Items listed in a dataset
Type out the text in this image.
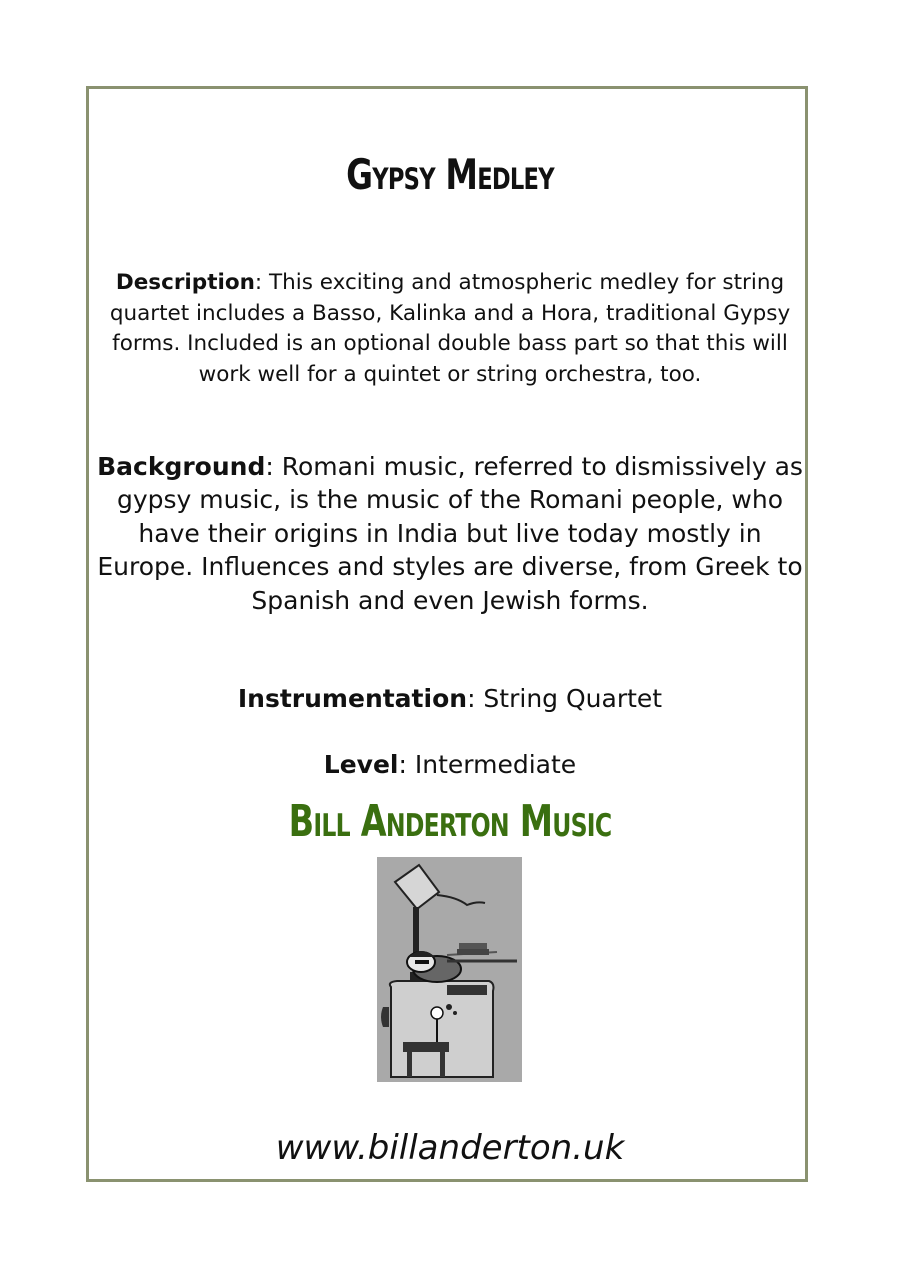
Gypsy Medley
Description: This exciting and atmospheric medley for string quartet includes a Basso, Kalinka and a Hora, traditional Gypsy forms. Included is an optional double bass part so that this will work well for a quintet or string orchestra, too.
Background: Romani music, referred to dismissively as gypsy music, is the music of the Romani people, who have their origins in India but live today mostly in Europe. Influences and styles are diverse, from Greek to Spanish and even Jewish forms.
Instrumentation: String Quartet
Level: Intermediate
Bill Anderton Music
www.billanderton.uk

--

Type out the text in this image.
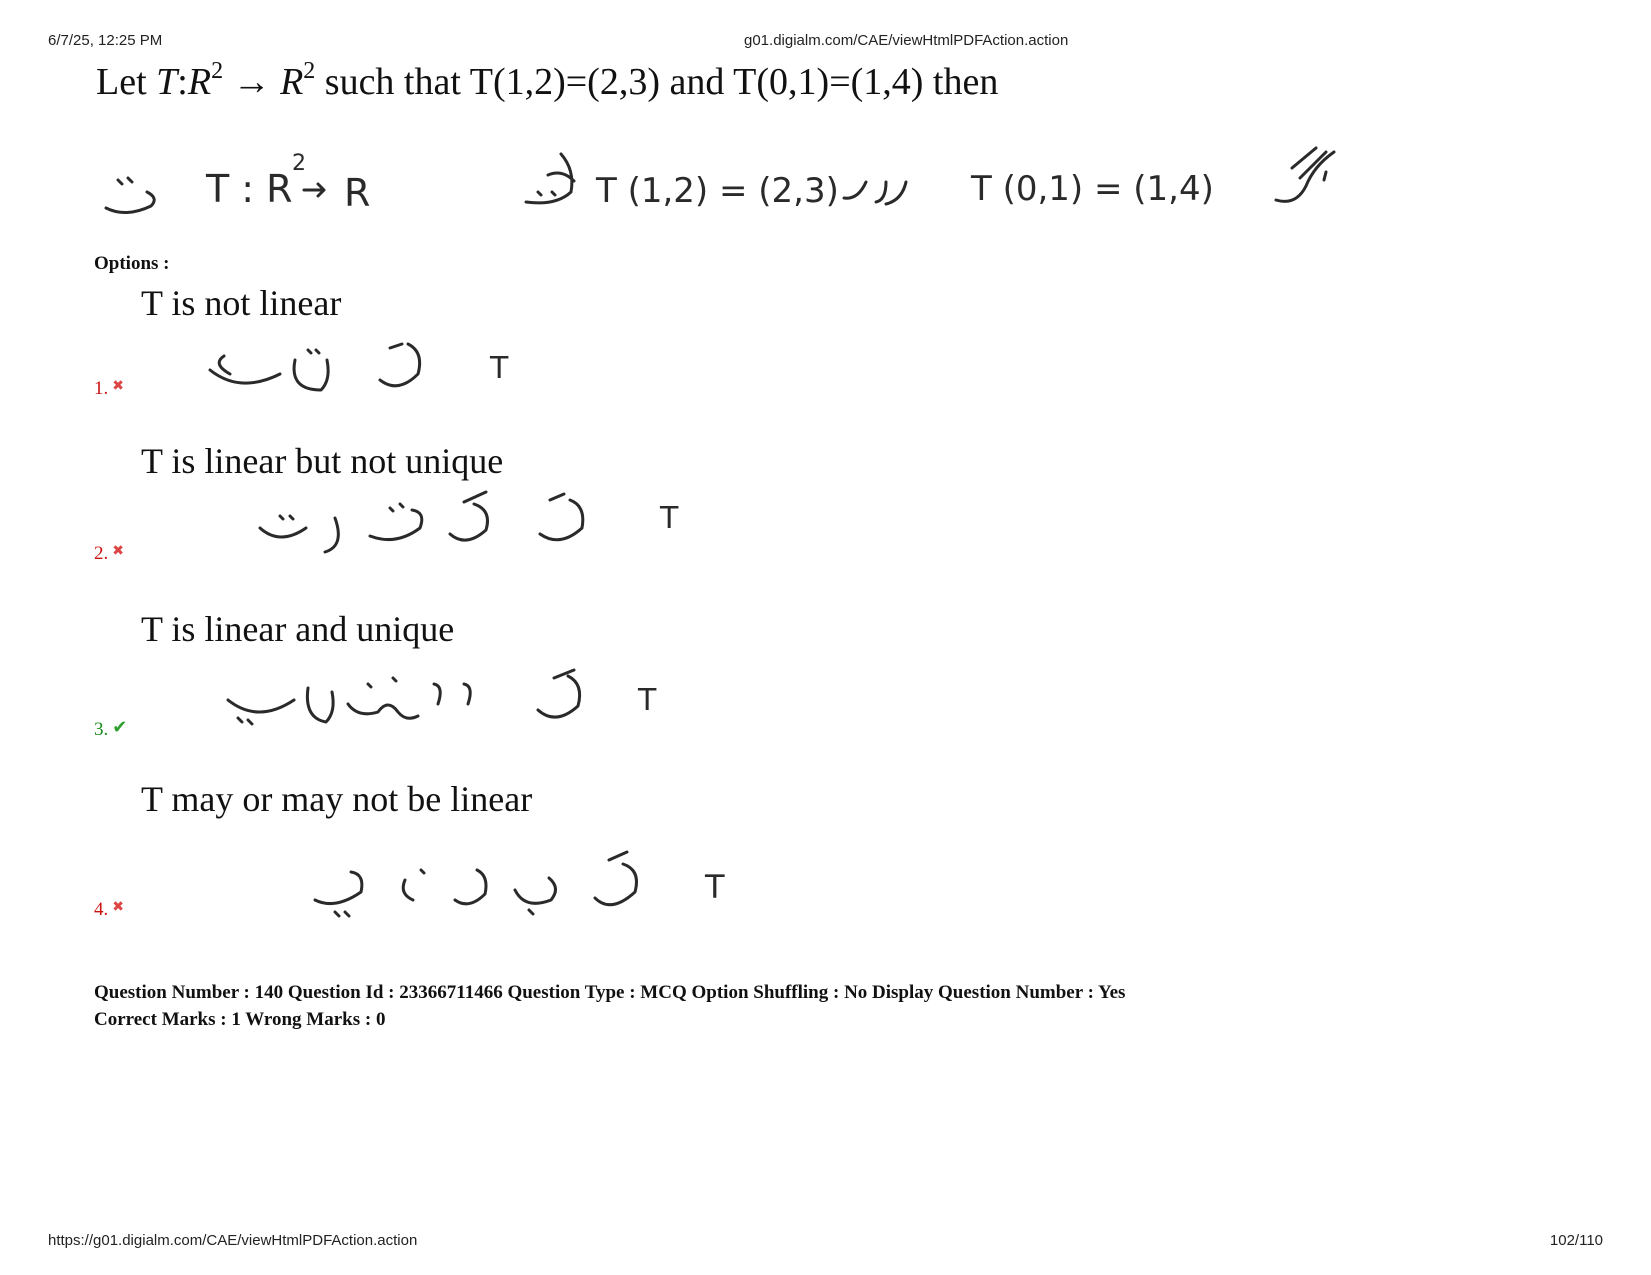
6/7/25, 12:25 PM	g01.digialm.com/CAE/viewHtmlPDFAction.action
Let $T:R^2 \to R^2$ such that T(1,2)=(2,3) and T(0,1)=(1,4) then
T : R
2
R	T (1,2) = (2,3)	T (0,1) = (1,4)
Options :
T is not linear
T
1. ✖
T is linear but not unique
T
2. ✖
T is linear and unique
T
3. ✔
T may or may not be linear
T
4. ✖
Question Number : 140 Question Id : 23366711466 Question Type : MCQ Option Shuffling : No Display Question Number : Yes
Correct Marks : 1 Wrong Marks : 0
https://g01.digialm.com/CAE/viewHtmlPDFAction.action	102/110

→ TASK DESCRIPTION
Locate each line with the word "unique" and copy it.

→ FULL OUTPUT
T is linear but not unique
T is linear and unique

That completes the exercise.